WHAT THE TASK ASKS.
Each record below is to be reproduced without any change.

Data entries:

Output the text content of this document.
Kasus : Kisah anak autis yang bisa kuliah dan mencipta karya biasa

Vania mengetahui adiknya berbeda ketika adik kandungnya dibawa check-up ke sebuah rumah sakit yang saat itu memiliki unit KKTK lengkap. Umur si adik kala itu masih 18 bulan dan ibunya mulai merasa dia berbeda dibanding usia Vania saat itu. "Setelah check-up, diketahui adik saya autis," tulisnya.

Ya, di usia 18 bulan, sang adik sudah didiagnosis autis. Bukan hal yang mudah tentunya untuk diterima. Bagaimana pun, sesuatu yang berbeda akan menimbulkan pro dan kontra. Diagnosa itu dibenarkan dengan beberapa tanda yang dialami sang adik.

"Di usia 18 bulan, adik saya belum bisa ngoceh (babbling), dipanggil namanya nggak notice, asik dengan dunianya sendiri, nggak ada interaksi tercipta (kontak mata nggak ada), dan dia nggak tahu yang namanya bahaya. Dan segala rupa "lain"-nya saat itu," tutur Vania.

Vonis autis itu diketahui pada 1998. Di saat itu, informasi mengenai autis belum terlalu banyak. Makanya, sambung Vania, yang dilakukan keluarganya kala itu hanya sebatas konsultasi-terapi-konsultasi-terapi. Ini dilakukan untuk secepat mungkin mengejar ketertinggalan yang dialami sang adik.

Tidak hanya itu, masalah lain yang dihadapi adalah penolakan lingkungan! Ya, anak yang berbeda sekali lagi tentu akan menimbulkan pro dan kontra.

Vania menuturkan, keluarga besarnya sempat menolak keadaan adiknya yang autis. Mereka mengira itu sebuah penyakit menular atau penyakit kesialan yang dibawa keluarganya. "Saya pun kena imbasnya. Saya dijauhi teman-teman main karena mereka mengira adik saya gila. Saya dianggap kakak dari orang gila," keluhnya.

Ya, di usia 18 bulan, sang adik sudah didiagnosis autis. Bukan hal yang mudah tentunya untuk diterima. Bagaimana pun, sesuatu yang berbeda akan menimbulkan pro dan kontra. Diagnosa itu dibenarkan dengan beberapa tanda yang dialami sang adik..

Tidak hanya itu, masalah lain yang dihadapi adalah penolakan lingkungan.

TASK ANSWER.
Output the text content of this document.
Kasus : Kisah anak autis yang bisa kuliah dan mencipta karya biasa

Vania mengetahui adiknya berbeda ketika adik kandungnya dibawa check-up ke sebuah rumah sakit yang saat itu memiliki unit KKTK lengkap. Umur si adik kala itu masih 18 bulan dan ibunya mulai merasa dia berbeda dibanding usia Vania saat itu. "Setelah check-up, diketahui adik saya autis," tulisnya.

Ya, di usia 18 bulan, sang adik sudah didiagnosis autis. Bukan hal yang mudah tentunya untuk diterima. Bagaimana pun, sesuatu yang berbeda akan menimbulkan pro dan kontra. Diagnosa itu dibenarkan dengan beberapa tanda yang dialami sang adik.

"Di usia 18 bulan, adik saya belum bisa ngoceh (babbling), dipanggil namanya nggak notice, asik dengan dunianya sendiri, nggak ada interaksi tercipta (kontak mata nggak ada), dan dia nggak tahu yang namanya bahaya. Dan segala rupa "lain"-nya saat itu," tutur Vania.

Vonis autis itu diketahui pada 1998. Di saat itu, informasi mengenai autis belum terlalu banyak. Makanya, sambung Vania, yang dilakukan keluarganya kala itu hanya sebatas konsultasi-terapi-konsultasi-terapi. Ini dilakukan untuk secepat mungkin mengejar ketertinggalan yang dialami sang adik.

Tidak hanya itu, masalah lain yang dihadapi adalah penolakan lingkungan! Ya, anak yang berbeda sekali lagi tentu akan menimbulkan pro dan kontra.

Vania menuturkan, keluarga besarnya sempat menolak keadaan adiknya yang autis. Mereka mengira itu sebuah penyakit menular atau penyakit kesialan yang dibawa keluarganya. "Saya pun kena imbasnya. Saya dijauhi teman-teman main karena mereka mengira adik saya gila. Saya dianggap kakak dari orang gila," keluhnya.

Ya, di usia 18 bulan, sang adik sudah didiagnosis autis. Bukan hal yang mudah tentunya untuk diterima. Bagaimana pun, sesuatu yang berbeda akan menimbulkan pro dan kontra. Diagnosa itu dibenarkan dengan beberapa tanda yang dialami sang adik..

Tidak hanya itu, masalah lain yang dihadapi adalah penolakan lingkungan.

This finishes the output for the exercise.